(Extracted data entries)

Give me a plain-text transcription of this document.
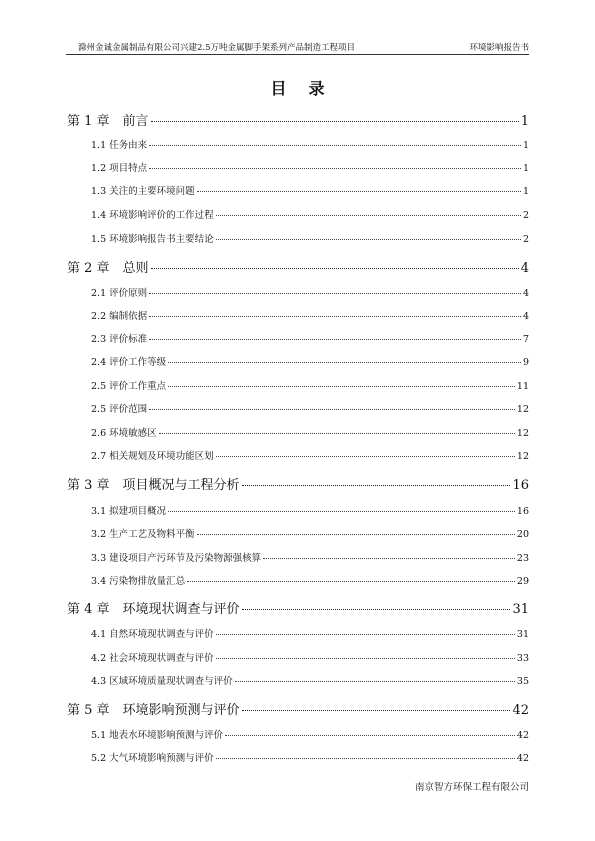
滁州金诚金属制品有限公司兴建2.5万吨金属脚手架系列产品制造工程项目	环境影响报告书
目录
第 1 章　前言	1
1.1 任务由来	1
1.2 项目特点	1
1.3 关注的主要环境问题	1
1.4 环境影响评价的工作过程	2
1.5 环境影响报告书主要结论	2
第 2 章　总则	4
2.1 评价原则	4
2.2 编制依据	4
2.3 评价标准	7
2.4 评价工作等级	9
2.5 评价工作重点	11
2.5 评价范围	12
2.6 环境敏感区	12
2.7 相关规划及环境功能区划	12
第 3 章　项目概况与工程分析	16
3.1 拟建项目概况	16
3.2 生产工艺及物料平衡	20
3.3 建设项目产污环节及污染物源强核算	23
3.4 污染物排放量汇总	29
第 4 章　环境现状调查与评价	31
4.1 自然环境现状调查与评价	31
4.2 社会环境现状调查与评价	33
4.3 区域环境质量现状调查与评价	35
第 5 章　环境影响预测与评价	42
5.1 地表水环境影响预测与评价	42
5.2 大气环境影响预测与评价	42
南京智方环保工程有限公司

> _STATED PROBLEM_: Exactly reproduce the entries above, minus the pictures.

> _SOLUTION FOR THIS PROBLEM_:
Give me a plain-text transcription of this document.
滁州金诚金属制品有限公司兴建2.5万吨金属脚手架系列产品制造工程项目	环境影响报告书
目录
第 1 章　前言	1
1.1 任务由来	1
1.2 项目特点	1
1.3 关注的主要环境问题	1
1.4 环境影响评价的工作过程	2
1.5 环境影响报告书主要结论	2
第 2 章　总则	4
2.1 评价原则	4
2.2 编制依据	4
2.3 评价标准	7
2.4 评价工作等级	9
2.5 评价工作重点	11
2.5 评价范围	12
2.6 环境敏感区	12
2.7 相关规划及环境功能区划	12
第 3 章　项目概况与工程分析	16
3.1 拟建项目概况	16
3.2 生产工艺及物料平衡	20
3.3 建设项目产污环节及污染物源强核算	23
3.4 污染物排放量汇总	29
第 4 章　环境现状调查与评价	31
4.1 自然环境现状调查与评价	31
4.2 社会环境现状调查与评价	33
4.3 区域环境质量现状调查与评价	35
第 5 章　环境影响预测与评价	42
5.1 地表水环境影响预测与评价	42
5.2 大气环境影响预测与评价	42
南京智方环保工程有限公司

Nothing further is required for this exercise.